Copy out all the lines where "мероприятие" shows up.

◆ ◆ ◆ ◆ ◆ ◆ ◆

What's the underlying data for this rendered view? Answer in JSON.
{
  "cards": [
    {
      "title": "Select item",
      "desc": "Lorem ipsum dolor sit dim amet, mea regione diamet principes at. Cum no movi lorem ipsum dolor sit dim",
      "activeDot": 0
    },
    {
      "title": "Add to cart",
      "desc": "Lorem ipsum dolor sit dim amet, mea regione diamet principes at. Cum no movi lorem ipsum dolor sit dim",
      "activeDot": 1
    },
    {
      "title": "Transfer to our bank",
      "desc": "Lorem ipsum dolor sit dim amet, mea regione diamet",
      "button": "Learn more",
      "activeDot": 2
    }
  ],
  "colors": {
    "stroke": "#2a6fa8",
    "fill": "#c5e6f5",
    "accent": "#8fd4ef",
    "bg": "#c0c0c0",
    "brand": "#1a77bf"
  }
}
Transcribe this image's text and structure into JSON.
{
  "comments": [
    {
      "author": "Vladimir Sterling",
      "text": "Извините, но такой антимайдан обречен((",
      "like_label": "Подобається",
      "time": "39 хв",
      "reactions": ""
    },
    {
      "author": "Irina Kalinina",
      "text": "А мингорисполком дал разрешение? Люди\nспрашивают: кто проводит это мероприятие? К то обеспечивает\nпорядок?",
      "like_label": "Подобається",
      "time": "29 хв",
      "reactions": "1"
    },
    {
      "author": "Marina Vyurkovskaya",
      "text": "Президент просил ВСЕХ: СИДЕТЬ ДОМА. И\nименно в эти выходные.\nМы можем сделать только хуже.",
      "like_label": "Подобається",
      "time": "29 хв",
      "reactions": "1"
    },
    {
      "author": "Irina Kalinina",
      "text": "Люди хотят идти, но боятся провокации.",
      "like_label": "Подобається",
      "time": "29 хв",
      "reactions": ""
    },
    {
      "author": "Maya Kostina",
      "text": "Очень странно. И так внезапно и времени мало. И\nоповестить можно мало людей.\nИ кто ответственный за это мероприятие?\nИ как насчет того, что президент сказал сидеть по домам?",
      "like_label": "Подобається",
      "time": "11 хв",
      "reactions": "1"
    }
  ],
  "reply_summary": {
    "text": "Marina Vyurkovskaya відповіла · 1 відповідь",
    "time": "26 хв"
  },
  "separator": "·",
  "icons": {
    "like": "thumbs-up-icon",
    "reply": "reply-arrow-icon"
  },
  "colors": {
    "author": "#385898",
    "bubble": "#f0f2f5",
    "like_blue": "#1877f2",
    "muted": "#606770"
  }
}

◆ ◆ ◆ ◆ ◆ ◆ ◆

Written answer.
      "text": "А мингорисполком дал разрешение? Люди\nспрашивают: кто проводит это мероприятие? К то обеспечивает\nпорядок?",
      "text": "Очень странно. И так внезапно и времени мало. И\nоповестить можно мало людей.\nИ кто ответственный за это мероприятие?\nИ как насчет того, что президент сказал сидеть по домам?",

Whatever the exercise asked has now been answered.